**WHAT YOU SHOULD DO:**
Of the lines in the data below, count the ones holding the string "Blocks", and answer with that number only.

◆ ◆ ◆ ◆ ◆

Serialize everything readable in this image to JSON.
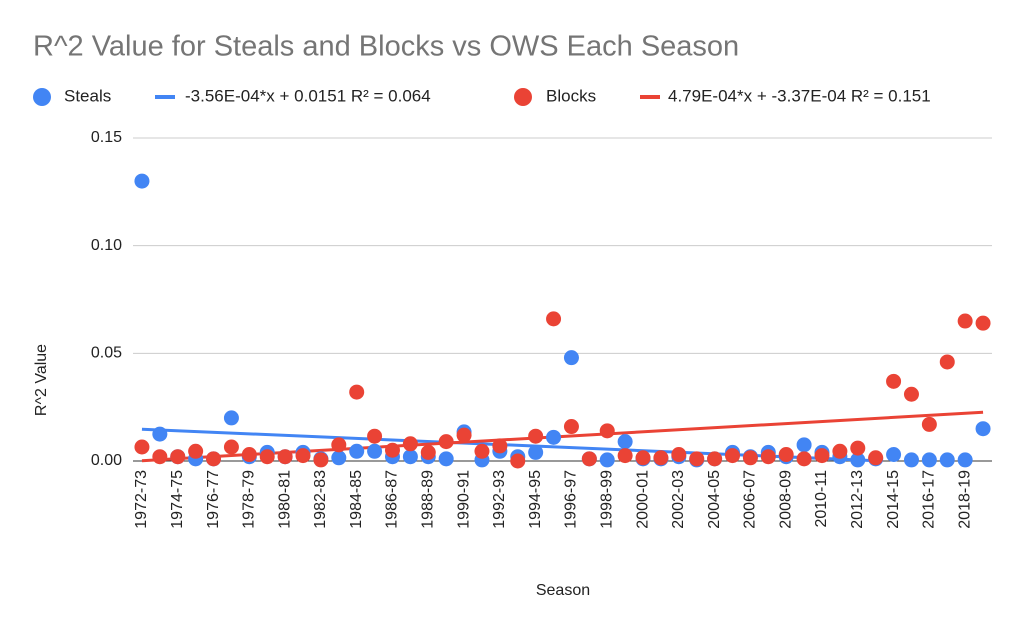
{
  "chart_data": {
    "type": "scatter",
    "title": "R^2 Value for Steals and Blocks vs OWS Each Season",
    "x_label": "Season",
    "y_label": "R^2 Value",
    "categories": [
      "1972-73",
      null,
      "1974-75",
      null,
      "1976-77",
      null,
      "1978-79",
      null,
      "1980-81",
      null,
      "1982-83",
      null,
      "1984-85",
      null,
      "1986-87",
      null,
      "1988-89",
      null,
      "1990-91",
      null,
      "1992-93",
      null,
      "1994-95",
      null,
      "1996-97",
      null,
      "1998-99",
      null,
      "2000-01",
      null,
      "2002-03",
      null,
      "2004-05",
      null,
      "2006-07",
      null,
      "2008-09",
      null,
      "2010-11",
      null,
      "2012-13",
      null,
      "2014-15",
      null,
      "2016-17",
      null,
      "2018-19",
      null
    ],
    "series": [
      {
        "name": "Steals",
        "color": "#4285f4",
        "values": [
          0.13,
          0.0125,
          0.002,
          0.001,
          0.001,
          0.02,
          0.002,
          0.004,
          0.002,
          0.004,
          0.001,
          0.0015,
          0.0045,
          0.0045,
          0.002,
          0.002,
          0.002,
          0.001,
          0.0135,
          0.0005,
          0.0045,
          0.002,
          0.004,
          0.011,
          0.048,
          0.001,
          0.0005,
          0.009,
          0.001,
          0.001,
          0.002,
          0.0005,
          0.001,
          0.004,
          0.002,
          0.004,
          0.002,
          0.0075,
          0.004,
          0.002,
          0.0005,
          0.001,
          0.003,
          0.0005,
          0.0005,
          0.0005,
          0.0005,
          0.015
        ],
        "trendline": {
          "slope": -0.000356,
          "intercept": 0.0151,
          "label": "-3.56E-04*x + 0.0151 R² = 0.064"
        }
      },
      {
        "name": "Blocks",
        "color": "#ea4335",
        "values": [
          0.0065,
          0.002,
          0.002,
          0.0045,
          0.001,
          0.0065,
          0.003,
          0.002,
          0.002,
          0.0025,
          0.0005,
          0.0075,
          0.032,
          0.0115,
          0.005,
          0.008,
          0.004,
          0.009,
          0.012,
          0.0045,
          0.007,
          0.0,
          0.0115,
          0.066,
          0.016,
          0.001,
          0.014,
          0.0025,
          0.0015,
          0.0015,
          0.003,
          0.001,
          0.001,
          0.0025,
          0.0015,
          0.002,
          0.003,
          0.001,
          0.0025,
          0.0045,
          0.006,
          0.0015,
          0.037,
          0.031,
          0.017,
          0.046,
          0.065,
          0.064
        ],
        "trendline": {
          "slope": 0.000479,
          "intercept": -0.000337,
          "label": "4.79E-04*x + -3.37E-04 R² = 0.151"
        }
      }
    ],
    "ylim": [
      0,
      0.15
    ],
    "yticks": [
      {
        "value": 0,
        "label": "0.00"
      },
      0.05,
      {
        "value": 0.1,
        "label": "0.10"
      },
      0.15
    ],
    "grid": true
  }
}
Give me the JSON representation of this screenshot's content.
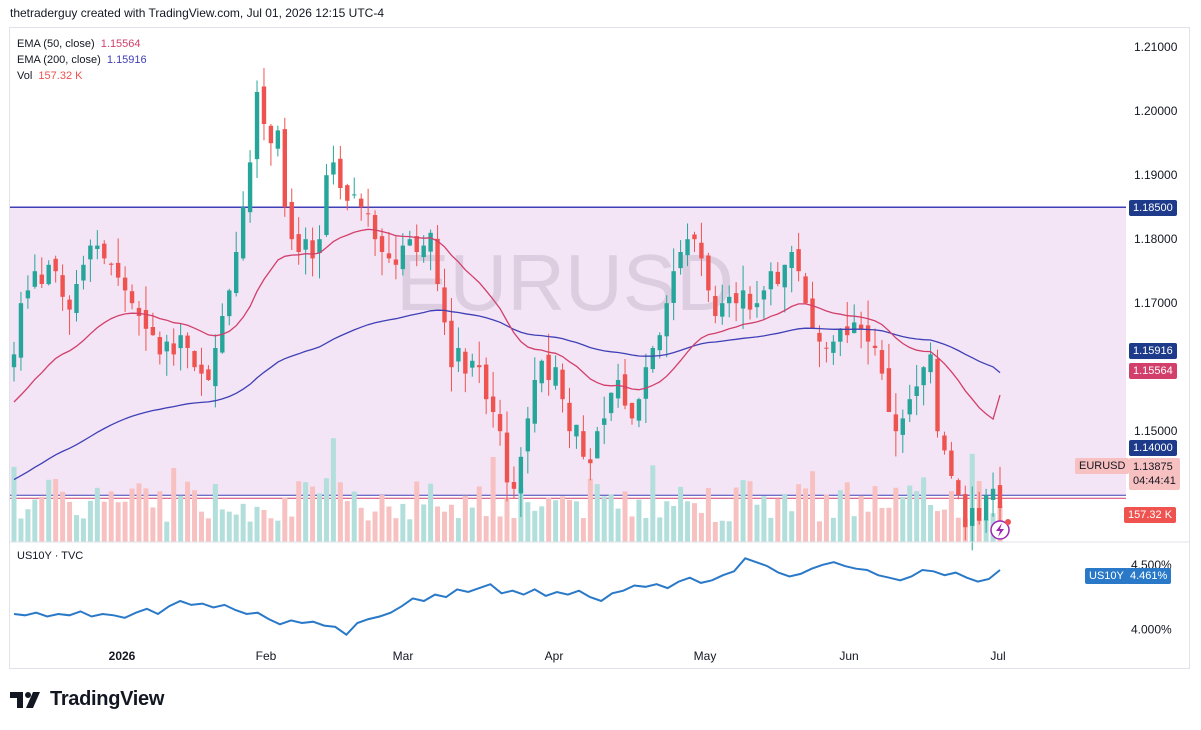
{
  "header": {
    "text": "thetraderguy created with TradingView.com, Jul 01, 2026 12:15 UTC-4"
  },
  "watermark": "EURUSD",
  "legend": {
    "ema50_label": "EMA (50, close)",
    "ema50_value": "1.15564",
    "ema200_label": "EMA (200, close)",
    "ema200_value": "1.15916",
    "vol_label": "Vol",
    "vol_value": "157.32 K"
  },
  "sub_legend": "US10Y · TVC",
  "brand": "TradingView",
  "price_tags": {
    "resistance": "1.18500",
    "ema200": "1.15916",
    "ema50": "1.15564",
    "support": "1.14000",
    "symbol": "EURUSD",
    "last": "1.13875",
    "countdown": "04:44:41",
    "volume": "157.32 K",
    "us10y_symbol": "US10Y",
    "us10y_value": "4.461%"
  },
  "colors": {
    "up": "#26a69a",
    "down": "#ef5350",
    "ema50": "#d23f6b",
    "ema200": "#3f3fb7",
    "zone": "#f3e5f5",
    "zone_line": "#3f3fb7",
    "yield_line": "#2979c8"
  },
  "chart_data": [
    {
      "type": "candlestick",
      "symbol": "EURUSD",
      "x_tick_labels": [
        "2026",
        "Feb",
        "Mar",
        "Apr",
        "May",
        "Jun",
        "Jul"
      ],
      "y_tick_labels": [
        "1.21000",
        "1.20000",
        "1.19000",
        "1.18000",
        "1.17000",
        "1.15000"
      ],
      "ylim": [
        1.133,
        1.213
      ],
      "horizontal_zone": {
        "top": 1.185,
        "bottom": 1.14
      },
      "close_series": [
        1.162,
        1.17,
        1.172,
        1.175,
        1.173,
        1.176,
        1.175,
        1.171,
        1.169,
        1.173,
        1.176,
        1.179,
        1.179,
        1.177,
        1.176,
        1.174,
        1.172,
        1.17,
        1.168,
        1.166,
        1.165,
        1.162,
        1.164,
        1.162,
        1.165,
        1.163,
        1.16,
        1.159,
        1.158,
        1.163,
        1.168,
        1.172,
        1.178,
        1.185,
        1.192,
        1.203,
        1.198,
        1.195,
        1.197,
        1.185,
        1.18,
        1.178,
        1.18,
        1.177,
        1.18,
        1.19,
        1.192,
        1.188,
        1.186,
        1.187,
        1.185,
        1.184,
        1.18,
        1.178,
        1.177,
        1.176,
        1.179,
        1.18,
        1.178,
        1.179,
        1.181,
        1.173,
        1.167,
        1.16,
        1.163,
        1.159,
        1.161,
        1.16,
        1.155,
        1.153,
        1.15,
        1.142,
        1.141,
        1.146,
        1.152,
        1.158,
        1.161,
        1.158,
        1.16,
        1.155,
        1.15,
        1.151,
        1.146,
        1.145,
        1.15,
        1.152,
        1.156,
        1.158,
        1.154,
        1.152,
        1.155,
        1.16,
        1.163,
        1.165,
        1.17,
        1.175,
        1.178,
        1.18,
        1.18,
        1.177,
        1.172,
        1.168,
        1.17,
        1.171,
        1.17,
        1.172,
        1.169,
        1.17,
        1.172,
        1.175,
        1.173,
        1.176,
        1.178,
        1.175,
        1.17,
        1.166,
        1.164,
        1.163,
        1.164,
        1.166,
        1.165,
        1.167,
        1.166,
        1.164,
        1.163,
        1.159,
        1.153,
        1.15,
        1.152,
        1.155,
        1.157,
        1.16,
        1.162,
        1.15,
        1.147,
        1.143,
        1.14,
        1.135,
        1.138,
        1.136,
        1.14,
        1.141,
        1.138
      ],
      "volume_scale": "relative",
      "ema_50": {
        "name": "EMA (50, close)",
        "last": 1.15564
      },
      "ema_200": {
        "name": "EMA (200, close)",
        "last": 1.15916
      }
    },
    {
      "type": "line",
      "symbol": "US10Y",
      "y_tick_labels": [
        "4.500%",
        "4.000%"
      ],
      "ylim": [
        3.88,
        4.63
      ],
      "series": [
        {
          "name": "US10Y",
          "values": [
            4.12,
            4.11,
            4.13,
            4.1,
            4.12,
            4.11,
            4.14,
            4.1,
            4.12,
            4.11,
            4.09,
            4.13,
            4.16,
            4.12,
            4.18,
            4.22,
            4.19,
            4.2,
            4.17,
            4.19,
            4.15,
            4.12,
            4.13,
            4.08,
            4.04,
            4.07,
            4.05,
            4.06,
            4.03,
            4.02,
            3.96,
            4.05,
            4.08,
            4.1,
            4.13,
            4.18,
            4.24,
            4.22,
            4.27,
            4.25,
            4.31,
            4.29,
            4.32,
            4.35,
            4.28,
            4.3,
            4.27,
            4.31,
            4.26,
            4.29,
            4.27,
            4.3,
            4.25,
            4.22,
            4.28,
            4.3,
            4.34,
            4.33,
            4.35,
            4.32,
            4.37,
            4.4,
            4.36,
            4.38,
            4.42,
            4.45,
            4.55,
            4.52,
            4.49,
            4.44,
            4.41,
            4.43,
            4.47,
            4.5,
            4.52,
            4.49,
            4.47,
            4.46,
            4.42,
            4.4,
            4.38,
            4.41,
            4.46,
            4.45,
            4.42,
            4.44,
            4.4,
            4.37,
            4.39,
            4.46
          ]
        }
      ]
    }
  ]
}
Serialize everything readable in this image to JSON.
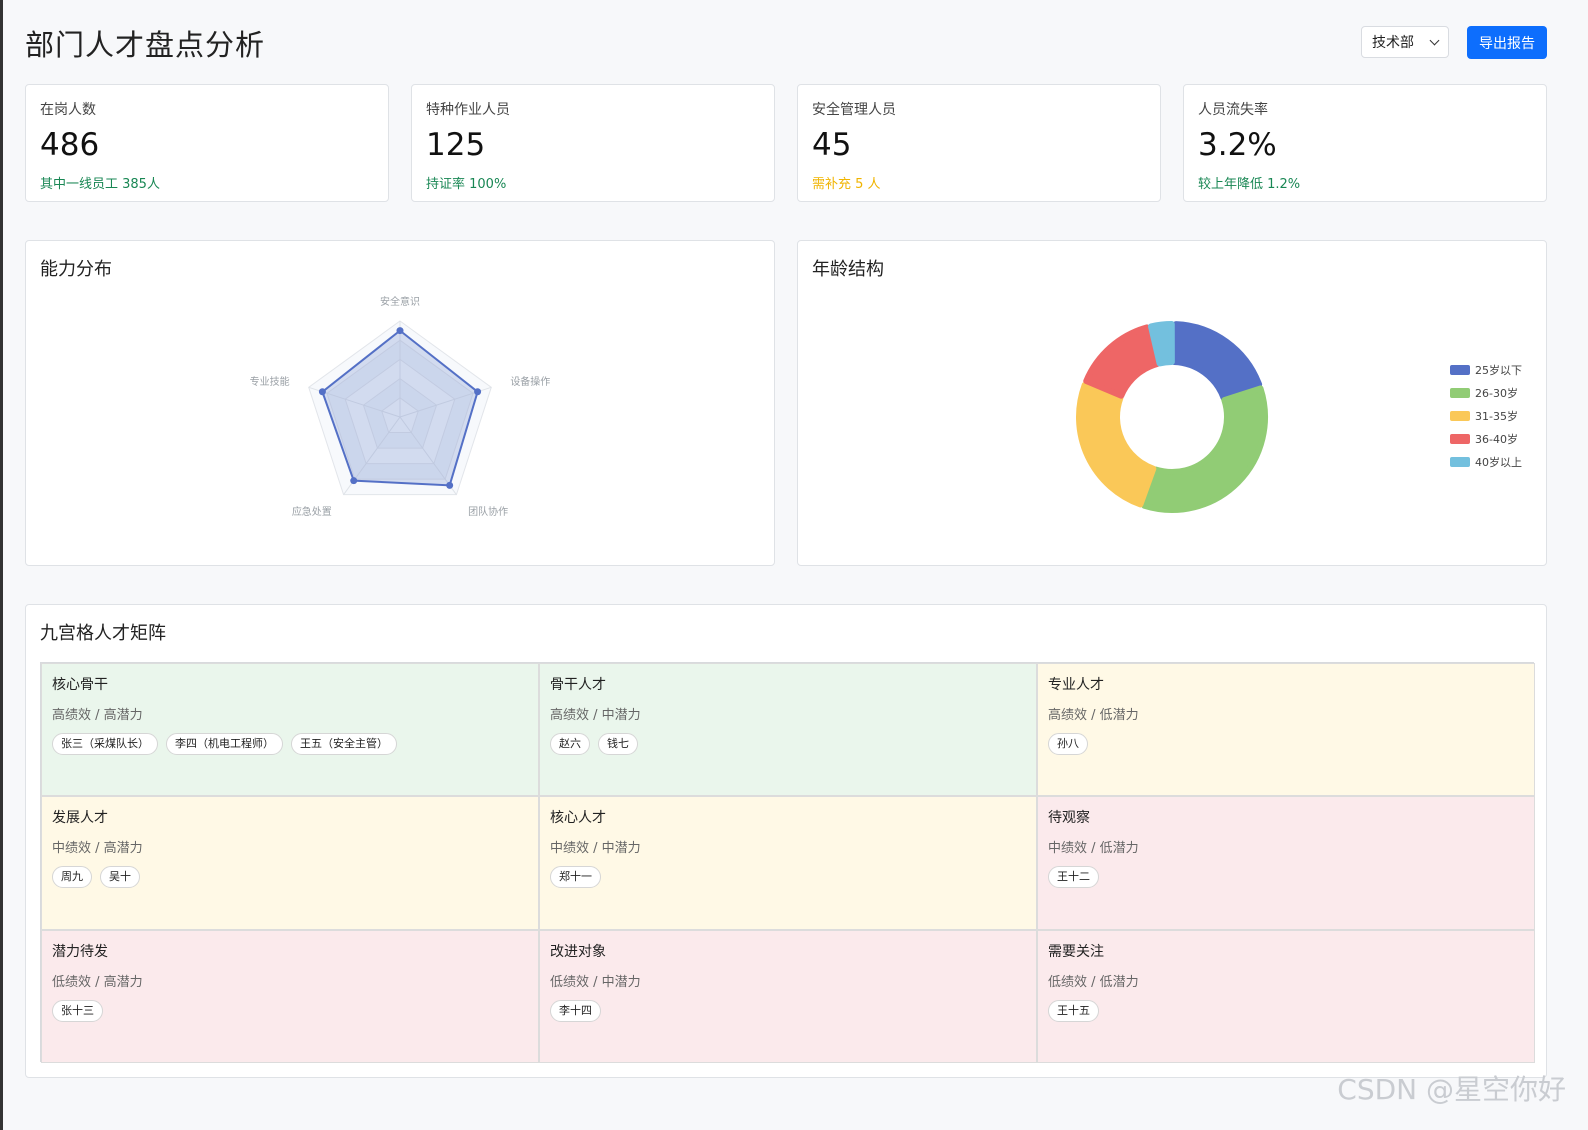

◆ ◆ ◆ ◆ ◆

**RESPONSE BELOW:**
2